Dataset entries:
───

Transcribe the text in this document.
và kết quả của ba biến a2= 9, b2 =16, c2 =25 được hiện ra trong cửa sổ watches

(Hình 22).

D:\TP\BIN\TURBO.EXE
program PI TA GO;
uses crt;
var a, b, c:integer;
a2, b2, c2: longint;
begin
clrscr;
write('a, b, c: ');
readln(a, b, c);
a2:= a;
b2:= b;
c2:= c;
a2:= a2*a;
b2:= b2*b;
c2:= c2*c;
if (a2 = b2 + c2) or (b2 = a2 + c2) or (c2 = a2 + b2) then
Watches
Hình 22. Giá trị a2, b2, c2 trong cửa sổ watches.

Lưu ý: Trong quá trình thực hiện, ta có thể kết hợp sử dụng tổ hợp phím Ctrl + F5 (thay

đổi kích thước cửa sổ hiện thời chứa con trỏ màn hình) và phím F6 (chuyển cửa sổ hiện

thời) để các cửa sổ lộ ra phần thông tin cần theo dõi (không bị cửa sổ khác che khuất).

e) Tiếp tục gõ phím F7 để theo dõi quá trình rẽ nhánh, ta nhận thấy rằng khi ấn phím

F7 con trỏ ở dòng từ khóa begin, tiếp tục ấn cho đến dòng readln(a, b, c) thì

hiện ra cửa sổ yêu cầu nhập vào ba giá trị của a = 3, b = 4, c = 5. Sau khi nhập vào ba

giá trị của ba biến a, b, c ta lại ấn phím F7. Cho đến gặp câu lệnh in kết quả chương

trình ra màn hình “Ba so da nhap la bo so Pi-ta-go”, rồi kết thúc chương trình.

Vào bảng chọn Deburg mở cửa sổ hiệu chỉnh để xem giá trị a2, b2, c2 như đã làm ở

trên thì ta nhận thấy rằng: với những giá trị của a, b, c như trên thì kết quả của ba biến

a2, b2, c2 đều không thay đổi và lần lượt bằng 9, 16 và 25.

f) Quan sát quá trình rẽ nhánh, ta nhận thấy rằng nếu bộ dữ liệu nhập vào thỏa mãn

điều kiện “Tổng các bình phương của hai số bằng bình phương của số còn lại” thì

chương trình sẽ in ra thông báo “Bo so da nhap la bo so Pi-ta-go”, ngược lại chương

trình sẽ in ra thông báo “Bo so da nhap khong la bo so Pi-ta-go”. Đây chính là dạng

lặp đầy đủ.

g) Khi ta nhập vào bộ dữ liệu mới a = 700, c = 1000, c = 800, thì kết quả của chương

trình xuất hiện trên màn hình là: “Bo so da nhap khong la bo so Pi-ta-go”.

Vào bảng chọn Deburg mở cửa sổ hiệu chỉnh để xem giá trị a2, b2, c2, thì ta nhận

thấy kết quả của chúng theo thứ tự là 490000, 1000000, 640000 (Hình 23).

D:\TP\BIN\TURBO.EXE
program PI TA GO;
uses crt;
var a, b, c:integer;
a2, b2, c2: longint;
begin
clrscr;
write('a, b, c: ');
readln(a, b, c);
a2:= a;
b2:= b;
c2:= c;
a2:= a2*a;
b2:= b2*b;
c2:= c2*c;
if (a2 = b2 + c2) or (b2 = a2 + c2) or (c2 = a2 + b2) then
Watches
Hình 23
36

───

Task goal: In the entries above, find every line holding the word "chương" and copy it out.

Reply:
giá trị của ba biến a, b, c ta lại ấn phím F7. Cho đến gặp câu lệnh in kết quả chương
trình ra màn hình “Ba so da nhap la bo so Pi-ta-go”, rồi kết thúc chương trình.
chương trình sẽ in ra thông báo “Bo so da nhap la bo so Pi-ta-go”, ngược lại chương
g) Khi ta nhập vào bộ dữ liệu mới a = 700, c = 1000, c = 800, thì kết quả của chương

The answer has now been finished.